(Excerpt from a dataset)
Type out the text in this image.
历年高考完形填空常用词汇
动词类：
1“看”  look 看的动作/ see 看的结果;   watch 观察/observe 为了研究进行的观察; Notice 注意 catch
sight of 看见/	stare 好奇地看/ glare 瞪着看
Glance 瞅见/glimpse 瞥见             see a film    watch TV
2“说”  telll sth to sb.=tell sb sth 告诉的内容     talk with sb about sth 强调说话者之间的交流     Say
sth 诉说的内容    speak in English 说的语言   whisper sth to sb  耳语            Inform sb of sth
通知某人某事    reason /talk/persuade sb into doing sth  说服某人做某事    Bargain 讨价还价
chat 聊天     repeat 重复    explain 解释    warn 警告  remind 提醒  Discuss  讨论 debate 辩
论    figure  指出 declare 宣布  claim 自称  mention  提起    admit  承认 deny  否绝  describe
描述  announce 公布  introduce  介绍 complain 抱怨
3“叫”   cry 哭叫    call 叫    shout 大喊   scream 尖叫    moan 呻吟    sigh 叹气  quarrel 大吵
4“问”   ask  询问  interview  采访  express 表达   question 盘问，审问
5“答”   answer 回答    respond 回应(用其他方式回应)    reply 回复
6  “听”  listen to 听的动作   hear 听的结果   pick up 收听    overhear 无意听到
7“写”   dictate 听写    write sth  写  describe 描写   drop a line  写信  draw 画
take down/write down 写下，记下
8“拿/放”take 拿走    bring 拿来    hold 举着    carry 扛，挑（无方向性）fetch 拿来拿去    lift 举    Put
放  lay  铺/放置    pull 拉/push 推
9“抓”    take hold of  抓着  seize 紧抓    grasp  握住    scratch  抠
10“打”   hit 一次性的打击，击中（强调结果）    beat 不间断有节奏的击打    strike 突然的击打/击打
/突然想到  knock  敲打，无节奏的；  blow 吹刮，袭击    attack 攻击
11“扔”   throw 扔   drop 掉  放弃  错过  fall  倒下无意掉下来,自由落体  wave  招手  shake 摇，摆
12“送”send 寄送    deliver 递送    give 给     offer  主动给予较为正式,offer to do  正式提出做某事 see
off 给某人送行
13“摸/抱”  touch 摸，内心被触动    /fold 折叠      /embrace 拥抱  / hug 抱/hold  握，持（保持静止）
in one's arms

§ **Exercise directions**
Reproduce every line above without error.

§ **The response**
Type out the text in this image.
历年高考完形填空常用词汇
动词类：
1“看”  look 看的动作/ see 看的结果;   watch 观察/observe 为了研究进行的观察; Notice 注意 catch
sight of 看见/	stare 好奇地看/ glare 瞪着看
Glance 瞅见/glimpse 瞥见             see a film    watch TV
2“说”  telll sth to sb.=tell sb sth 告诉的内容     talk with sb about sth 强调说话者之间的交流     Say
sth 诉说的内容    speak in English 说的语言   whisper sth to sb  耳语            Inform sb of sth
通知某人某事    reason /talk/persuade sb into doing sth  说服某人做某事    Bargain 讨价还价
chat 聊天     repeat 重复    explain 解释    warn 警告  remind 提醒  Discuss  讨论 debate 辩
论    figure  指出 declare 宣布  claim 自称  mention  提起    admit  承认 deny  否绝  describe
描述  announce 公布  introduce  介绍 complain 抱怨
3“叫”   cry 哭叫    call 叫    shout 大喊   scream 尖叫    moan 呻吟    sigh 叹气  quarrel 大吵
4“问”   ask  询问  interview  采访  express 表达   question 盘问，审问
5“答”   answer 回答    respond 回应(用其他方式回应)    reply 回复
6  “听”  listen to 听的动作   hear 听的结果   pick up 收听    overhear 无意听到
7“写”   dictate 听写    write sth  写  describe 描写   drop a line  写信  draw 画
take down/write down 写下，记下
8“拿/放”take 拿走    bring 拿来    hold 举着    carry 扛，挑（无方向性）fetch 拿来拿去    lift 举    Put
放  lay  铺/放置    pull 拉/push 推
9“抓”    take hold of  抓着  seize 紧抓    grasp  握住    scratch  抠
10“打”   hit 一次性的打击，击中（强调结果）    beat 不间断有节奏的击打    strike 突然的击打/击打
/突然想到  knock  敲打，无节奏的；  blow 吹刮，袭击    attack 攻击
11“扔”   throw 扔   drop 掉  放弃  错过  fall  倒下无意掉下来,自由落体  wave  招手  shake 摇，摆
12“送”send 寄送    deliver 递送    give 给     offer  主动给予较为正式,offer to do  正式提出做某事 see
off 给某人送行
13“摸/抱”  touch 摸，内心被触动    /fold 折叠      /embrace 拥抱  / hug 抱/hold  握，持（保持静止）
in one's arms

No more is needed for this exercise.